*TASK INSTRUCTIONS*
Write out all the material exactly. Leave nothing out.

*DATA TO USE*
■ ■ ■ ■ ■ ■ ■

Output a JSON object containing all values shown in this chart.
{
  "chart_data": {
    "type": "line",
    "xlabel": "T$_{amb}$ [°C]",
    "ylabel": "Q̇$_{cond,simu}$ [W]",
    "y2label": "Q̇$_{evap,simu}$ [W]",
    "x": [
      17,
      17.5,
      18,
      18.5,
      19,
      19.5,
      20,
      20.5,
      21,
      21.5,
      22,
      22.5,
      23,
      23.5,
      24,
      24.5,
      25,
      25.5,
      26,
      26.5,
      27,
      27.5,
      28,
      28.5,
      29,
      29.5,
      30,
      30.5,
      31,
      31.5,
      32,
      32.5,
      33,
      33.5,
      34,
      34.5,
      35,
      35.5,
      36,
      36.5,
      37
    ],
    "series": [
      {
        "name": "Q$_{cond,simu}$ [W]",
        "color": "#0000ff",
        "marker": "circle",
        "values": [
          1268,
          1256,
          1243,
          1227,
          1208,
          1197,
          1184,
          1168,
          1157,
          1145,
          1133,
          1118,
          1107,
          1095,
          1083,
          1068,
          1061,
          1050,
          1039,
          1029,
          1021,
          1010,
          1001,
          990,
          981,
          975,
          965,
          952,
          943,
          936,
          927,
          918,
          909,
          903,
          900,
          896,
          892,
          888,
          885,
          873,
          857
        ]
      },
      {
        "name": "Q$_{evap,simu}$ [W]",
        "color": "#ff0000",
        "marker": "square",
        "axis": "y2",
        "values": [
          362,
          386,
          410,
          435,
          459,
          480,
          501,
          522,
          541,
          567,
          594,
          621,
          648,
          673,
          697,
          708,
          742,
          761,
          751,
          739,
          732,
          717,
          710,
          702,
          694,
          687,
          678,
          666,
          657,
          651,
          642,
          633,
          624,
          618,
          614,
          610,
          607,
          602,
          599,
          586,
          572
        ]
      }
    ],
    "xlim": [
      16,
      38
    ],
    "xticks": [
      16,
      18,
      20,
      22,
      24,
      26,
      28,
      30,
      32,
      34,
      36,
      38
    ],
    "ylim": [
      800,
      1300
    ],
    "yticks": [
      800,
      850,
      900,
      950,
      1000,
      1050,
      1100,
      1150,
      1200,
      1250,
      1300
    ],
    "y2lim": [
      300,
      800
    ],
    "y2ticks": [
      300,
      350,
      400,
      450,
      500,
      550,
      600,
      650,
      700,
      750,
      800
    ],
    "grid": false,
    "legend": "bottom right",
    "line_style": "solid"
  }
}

■ ■ ■ ■ ■ ■ ■

*FULL ANSWER*
Output a JSON object containing all values shown in this chart.
{
  "chart_data": {
    "type": "line",
    "xlabel": "T$_{amb}$ [°C]",
    "ylabel": "Q̇$_{cond,simu}$ [W]",
    "y2label": "Q̇$_{evap,simu}$ [W]",
    "x": [
      17,
      17.5,
      18,
      18.5,
      19,
      19.5,
      20,
      20.5,
      21,
      21.5,
      22,
      22.5,
      23,
      23.5,
      24,
      24.5,
      25,
      25.5,
      26,
      26.5,
      27,
      27.5,
      28,
      28.5,
      29,
      29.5,
      30,
      30.5,
      31,
      31.5,
      32,
      32.5,
      33,
      33.5,
      34,
      34.5,
      35,
      35.5,
      36,
      36.5,
      37
    ],
    "series": [
      {
        "name": "Q$_{cond,simu}$ [W]",
        "color": "#0000ff",
        "marker": "circle",
        "values": [
          1268,
          1256,
          1243,
          1227,
          1208,
          1197,
          1184,
          1168,
          1157,
          1145,
          1133,
          1118,
          1107,
          1095,
          1083,
          1068,
          1061,
          1050,
          1039,
          1029,
          1021,
          1010,
          1001,
          990,
          981,
          975,
          965,
          952,
          943,
          936,
          927,
          918,
          909,
          903,
          900,
          896,
          892,
          888,
          885,
          873,
          857
        ]
      },
      {
        "name": "Q$_{evap,simu}$ [W]",
        "color": "#ff0000",
        "marker": "square",
        "axis": "y2",
        "values": [
          362,
          386,
          410,
          435,
          459,
          480,
          501,
          522,
          541,
          567,
          594,
          621,
          648,
          673,
          697,
          708,
          742,
          761,
          751,
          739,
          732,
          717,
          710,
          702,
          694,
          687,
          678,
          666,
          657,
          651,
          642,
          633,
          624,
          618,
          614,
          610,
          607,
          602,
          599,
          586,
          572
        ]
      }
    ],
    "xlim": [
      16,
      38
    ],
    "xticks": [
      16,
      18,
      20,
      22,
      24,
      26,
      28,
      30,
      32,
      34,
      36,
      38
    ],
    "ylim": [
      800,
      1300
    ],
    "yticks": [
      800,
      850,
      900,
      950,
      1000,
      1050,
      1100,
      1150,
      1200,
      1250,
      1300
    ],
    "y2lim": [
      300,
      800
    ],
    "y2ticks": [
      300,
      350,
      400,
      450,
      500,
      550,
      600,
      650,
      700,
      750,
      800
    ],
    "grid": false,
    "legend": "bottom right",
    "line_style": "solid"
  }
}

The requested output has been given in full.